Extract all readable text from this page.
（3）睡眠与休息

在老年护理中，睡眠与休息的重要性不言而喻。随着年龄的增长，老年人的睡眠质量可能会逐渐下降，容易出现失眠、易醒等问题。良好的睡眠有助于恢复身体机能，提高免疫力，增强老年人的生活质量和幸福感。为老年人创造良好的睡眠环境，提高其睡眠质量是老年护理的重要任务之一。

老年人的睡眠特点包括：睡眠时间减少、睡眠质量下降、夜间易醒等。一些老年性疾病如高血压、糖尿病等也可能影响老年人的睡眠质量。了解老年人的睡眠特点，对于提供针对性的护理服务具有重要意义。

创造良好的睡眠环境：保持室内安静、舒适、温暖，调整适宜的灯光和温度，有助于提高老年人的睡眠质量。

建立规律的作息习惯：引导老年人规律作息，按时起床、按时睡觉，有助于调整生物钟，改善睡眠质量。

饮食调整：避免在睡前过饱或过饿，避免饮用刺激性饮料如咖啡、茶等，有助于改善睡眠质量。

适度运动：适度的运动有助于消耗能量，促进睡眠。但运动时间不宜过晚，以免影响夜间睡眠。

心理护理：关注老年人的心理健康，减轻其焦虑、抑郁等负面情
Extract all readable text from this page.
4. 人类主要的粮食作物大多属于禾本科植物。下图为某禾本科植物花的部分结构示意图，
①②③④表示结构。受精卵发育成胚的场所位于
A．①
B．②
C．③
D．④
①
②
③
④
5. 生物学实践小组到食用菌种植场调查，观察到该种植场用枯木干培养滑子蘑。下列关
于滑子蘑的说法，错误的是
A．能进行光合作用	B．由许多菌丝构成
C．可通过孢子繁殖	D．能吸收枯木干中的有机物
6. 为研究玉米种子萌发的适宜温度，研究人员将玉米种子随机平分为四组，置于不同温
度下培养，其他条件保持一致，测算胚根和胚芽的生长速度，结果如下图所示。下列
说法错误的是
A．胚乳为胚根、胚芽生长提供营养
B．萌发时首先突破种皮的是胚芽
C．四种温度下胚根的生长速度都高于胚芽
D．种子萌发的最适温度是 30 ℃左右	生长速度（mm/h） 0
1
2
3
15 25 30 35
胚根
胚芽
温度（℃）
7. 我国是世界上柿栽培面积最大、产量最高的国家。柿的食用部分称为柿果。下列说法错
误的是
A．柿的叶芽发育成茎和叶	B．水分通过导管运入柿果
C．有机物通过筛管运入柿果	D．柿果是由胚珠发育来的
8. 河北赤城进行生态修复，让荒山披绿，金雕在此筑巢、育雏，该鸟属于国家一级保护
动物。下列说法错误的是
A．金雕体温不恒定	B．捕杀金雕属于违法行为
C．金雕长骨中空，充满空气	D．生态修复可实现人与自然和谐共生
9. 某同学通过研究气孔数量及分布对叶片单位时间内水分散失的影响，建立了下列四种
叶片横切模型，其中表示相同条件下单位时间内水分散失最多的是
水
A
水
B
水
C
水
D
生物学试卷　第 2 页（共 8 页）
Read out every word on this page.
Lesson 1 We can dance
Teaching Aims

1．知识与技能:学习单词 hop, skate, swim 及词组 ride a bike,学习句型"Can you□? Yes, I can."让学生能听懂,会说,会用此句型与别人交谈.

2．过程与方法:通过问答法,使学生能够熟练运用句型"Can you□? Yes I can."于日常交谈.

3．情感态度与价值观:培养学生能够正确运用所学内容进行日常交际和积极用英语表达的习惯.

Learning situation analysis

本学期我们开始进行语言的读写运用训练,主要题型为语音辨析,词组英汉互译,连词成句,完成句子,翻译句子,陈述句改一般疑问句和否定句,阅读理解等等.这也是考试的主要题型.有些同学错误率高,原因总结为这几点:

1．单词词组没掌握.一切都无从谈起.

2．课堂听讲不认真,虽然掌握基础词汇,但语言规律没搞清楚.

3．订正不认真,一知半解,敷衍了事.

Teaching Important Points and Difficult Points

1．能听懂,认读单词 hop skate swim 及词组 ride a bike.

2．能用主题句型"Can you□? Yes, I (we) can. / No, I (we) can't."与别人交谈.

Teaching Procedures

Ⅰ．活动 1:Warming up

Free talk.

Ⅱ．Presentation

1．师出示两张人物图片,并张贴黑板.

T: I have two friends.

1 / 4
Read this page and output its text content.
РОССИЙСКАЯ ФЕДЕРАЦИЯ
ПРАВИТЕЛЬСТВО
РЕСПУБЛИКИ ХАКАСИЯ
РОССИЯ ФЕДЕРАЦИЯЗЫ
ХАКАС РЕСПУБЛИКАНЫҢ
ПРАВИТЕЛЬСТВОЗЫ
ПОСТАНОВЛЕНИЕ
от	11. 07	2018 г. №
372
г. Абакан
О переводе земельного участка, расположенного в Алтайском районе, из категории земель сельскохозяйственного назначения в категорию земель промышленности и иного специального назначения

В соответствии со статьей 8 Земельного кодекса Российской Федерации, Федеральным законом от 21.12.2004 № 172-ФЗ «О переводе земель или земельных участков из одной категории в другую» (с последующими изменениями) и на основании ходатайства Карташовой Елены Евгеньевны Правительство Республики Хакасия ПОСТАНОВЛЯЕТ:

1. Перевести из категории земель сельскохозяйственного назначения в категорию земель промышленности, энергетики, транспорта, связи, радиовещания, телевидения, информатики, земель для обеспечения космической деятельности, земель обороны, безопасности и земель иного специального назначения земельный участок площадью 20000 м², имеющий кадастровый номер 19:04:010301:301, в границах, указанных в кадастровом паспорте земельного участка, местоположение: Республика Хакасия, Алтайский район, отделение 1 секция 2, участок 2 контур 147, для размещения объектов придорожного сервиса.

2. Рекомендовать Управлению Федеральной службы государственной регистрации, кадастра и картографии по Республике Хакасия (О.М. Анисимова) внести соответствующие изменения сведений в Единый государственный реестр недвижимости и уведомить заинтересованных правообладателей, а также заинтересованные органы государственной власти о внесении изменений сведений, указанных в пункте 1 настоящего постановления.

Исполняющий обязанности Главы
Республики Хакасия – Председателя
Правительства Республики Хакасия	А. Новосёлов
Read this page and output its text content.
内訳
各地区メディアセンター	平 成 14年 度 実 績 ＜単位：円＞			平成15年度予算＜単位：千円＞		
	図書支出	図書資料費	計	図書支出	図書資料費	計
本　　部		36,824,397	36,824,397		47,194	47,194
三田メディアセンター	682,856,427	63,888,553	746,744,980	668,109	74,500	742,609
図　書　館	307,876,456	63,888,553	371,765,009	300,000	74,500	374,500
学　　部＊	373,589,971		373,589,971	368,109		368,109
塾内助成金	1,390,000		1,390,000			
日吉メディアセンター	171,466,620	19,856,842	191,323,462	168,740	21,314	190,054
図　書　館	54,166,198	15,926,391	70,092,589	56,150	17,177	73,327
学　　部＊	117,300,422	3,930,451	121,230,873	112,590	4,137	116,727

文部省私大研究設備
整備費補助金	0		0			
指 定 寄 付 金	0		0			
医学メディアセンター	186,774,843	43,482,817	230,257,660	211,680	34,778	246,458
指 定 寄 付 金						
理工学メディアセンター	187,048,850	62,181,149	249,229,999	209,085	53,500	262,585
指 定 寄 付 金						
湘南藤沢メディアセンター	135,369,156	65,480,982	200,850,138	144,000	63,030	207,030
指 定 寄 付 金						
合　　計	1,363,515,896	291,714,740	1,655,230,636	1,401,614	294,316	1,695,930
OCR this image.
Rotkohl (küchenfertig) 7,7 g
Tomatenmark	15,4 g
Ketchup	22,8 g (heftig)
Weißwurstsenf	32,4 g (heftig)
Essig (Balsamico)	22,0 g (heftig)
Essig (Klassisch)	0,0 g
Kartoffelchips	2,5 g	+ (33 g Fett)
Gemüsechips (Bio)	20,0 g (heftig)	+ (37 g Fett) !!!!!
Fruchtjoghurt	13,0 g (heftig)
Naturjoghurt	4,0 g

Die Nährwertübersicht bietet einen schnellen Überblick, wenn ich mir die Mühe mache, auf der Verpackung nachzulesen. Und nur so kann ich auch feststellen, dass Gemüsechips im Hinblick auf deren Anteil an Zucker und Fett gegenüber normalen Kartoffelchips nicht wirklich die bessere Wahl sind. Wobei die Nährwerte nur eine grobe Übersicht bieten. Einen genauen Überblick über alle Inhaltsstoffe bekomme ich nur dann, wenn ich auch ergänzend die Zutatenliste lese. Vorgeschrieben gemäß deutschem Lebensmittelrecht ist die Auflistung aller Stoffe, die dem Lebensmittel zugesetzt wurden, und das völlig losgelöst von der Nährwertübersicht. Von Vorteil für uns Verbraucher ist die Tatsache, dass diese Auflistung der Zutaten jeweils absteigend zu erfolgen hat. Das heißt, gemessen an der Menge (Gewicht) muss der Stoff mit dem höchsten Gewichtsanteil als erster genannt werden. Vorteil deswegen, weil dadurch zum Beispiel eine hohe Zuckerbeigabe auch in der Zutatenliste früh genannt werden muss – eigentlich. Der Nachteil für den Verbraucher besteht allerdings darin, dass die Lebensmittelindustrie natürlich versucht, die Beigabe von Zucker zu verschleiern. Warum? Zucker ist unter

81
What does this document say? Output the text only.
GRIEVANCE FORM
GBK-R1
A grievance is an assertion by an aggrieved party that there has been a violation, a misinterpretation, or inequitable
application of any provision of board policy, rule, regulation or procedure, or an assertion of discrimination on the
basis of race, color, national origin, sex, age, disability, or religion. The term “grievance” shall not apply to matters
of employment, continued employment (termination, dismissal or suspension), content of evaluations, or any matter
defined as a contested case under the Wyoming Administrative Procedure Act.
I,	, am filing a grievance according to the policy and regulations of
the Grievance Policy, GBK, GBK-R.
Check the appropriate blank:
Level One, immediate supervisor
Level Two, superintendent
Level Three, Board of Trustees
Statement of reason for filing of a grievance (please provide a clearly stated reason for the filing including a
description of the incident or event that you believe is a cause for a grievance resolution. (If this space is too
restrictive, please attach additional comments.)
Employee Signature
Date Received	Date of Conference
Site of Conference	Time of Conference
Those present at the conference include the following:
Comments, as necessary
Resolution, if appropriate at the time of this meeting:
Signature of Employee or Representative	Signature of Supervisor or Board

Short task → Report how many lines of the data hold the string "Level"; give only the number.

Answer for this exercise → 3